BEGIN ENTRIES SHOWN
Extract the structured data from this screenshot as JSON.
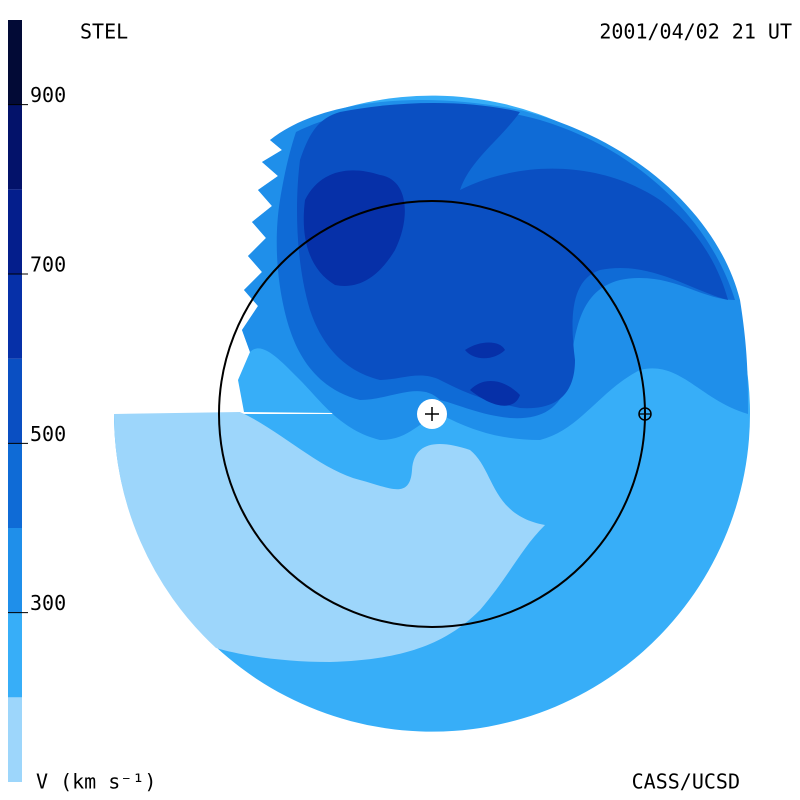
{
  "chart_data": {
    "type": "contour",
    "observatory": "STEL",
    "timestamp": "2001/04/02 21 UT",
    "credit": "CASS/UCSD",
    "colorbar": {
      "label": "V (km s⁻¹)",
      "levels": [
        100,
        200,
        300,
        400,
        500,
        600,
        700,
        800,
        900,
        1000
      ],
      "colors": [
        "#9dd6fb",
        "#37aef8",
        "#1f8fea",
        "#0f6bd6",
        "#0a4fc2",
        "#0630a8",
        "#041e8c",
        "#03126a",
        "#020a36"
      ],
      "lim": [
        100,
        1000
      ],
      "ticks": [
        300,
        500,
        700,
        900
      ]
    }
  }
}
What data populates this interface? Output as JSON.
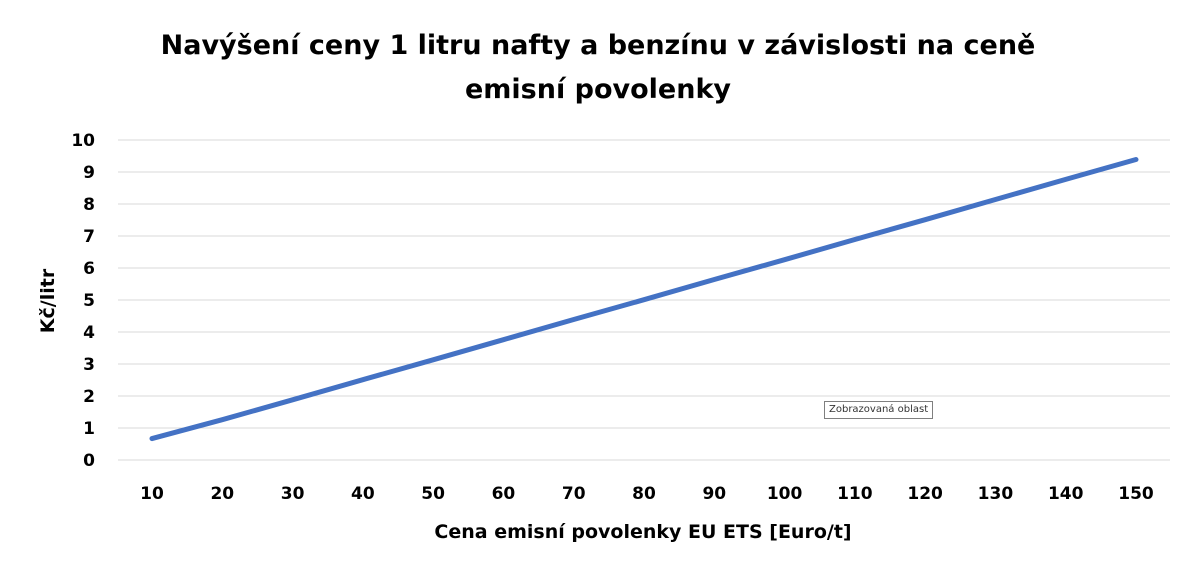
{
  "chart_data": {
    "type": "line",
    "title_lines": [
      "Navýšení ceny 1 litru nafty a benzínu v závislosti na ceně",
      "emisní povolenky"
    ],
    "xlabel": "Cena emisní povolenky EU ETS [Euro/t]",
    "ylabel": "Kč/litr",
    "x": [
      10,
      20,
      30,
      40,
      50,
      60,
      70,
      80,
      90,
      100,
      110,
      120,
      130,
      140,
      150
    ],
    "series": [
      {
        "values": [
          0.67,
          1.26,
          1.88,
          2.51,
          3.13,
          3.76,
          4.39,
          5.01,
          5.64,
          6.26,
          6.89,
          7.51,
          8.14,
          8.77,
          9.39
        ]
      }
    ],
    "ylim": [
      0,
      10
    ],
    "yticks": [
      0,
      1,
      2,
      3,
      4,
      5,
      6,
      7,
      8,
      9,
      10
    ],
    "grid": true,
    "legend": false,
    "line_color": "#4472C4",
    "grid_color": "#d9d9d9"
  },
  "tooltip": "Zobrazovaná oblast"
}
END ENTRIES SHOWN
Every record above must be given again exactly; drop the pictures.

## SOLUTION TO THIS PROBLEM
Extract the structured data from this screenshot as JSON.
{
  "chart_data": {
    "type": "contour",
    "observatory": "STEL",
    "timestamp": "2001/04/02 21 UT",
    "credit": "CASS/UCSD",
    "colorbar": {
      "label": "V (km s⁻¹)",
      "levels": [
        100,
        200,
        300,
        400,
        500,
        600,
        700,
        800,
        900,
        1000
      ],
      "colors": [
        "#9dd6fb",
        "#37aef8",
        "#1f8fea",
        "#0f6bd6",
        "#0a4fc2",
        "#0630a8",
        "#041e8c",
        "#03126a",
        "#020a36"
      ],
      "lim": [
        100,
        1000
      ],
      "ticks": [
        300,
        500,
        700,
        900
      ]
    }
  }
}
What data populates this interface? Output as JSON.
{
  "chart_data": {
    "type": "line",
    "title_lines": [
      "Navýšení ceny 1 litru nafty a benzínu v závislosti na ceně",
      "emisní povolenky"
    ],
    "xlabel": "Cena emisní povolenky EU ETS [Euro/t]",
    "ylabel": "Kč/litr",
    "x": [
      10,
      20,
      30,
      40,
      50,
      60,
      70,
      80,
      90,
      100,
      110,
      120,
      130,
      140,
      150
    ],
    "series": [
      {
        "values": [
          0.67,
          1.26,
          1.88,
          2.51,
          3.13,
          3.76,
          4.39,
          5.01,
          5.64,
          6.26,
          6.89,
          7.51,
          8.14,
          8.77,
          9.39
        ]
      }
    ],
    "ylim": [
      0,
      10
    ],
    "yticks": [
      0,
      1,
      2,
      3,
      4,
      5,
      6,
      7,
      8,
      9,
      10
    ],
    "grid": true,
    "legend": false,
    "line_color": "#4472C4",
    "grid_color": "#d9d9d9"
  },
  "tooltip": "Zobrazovaná oblast"
}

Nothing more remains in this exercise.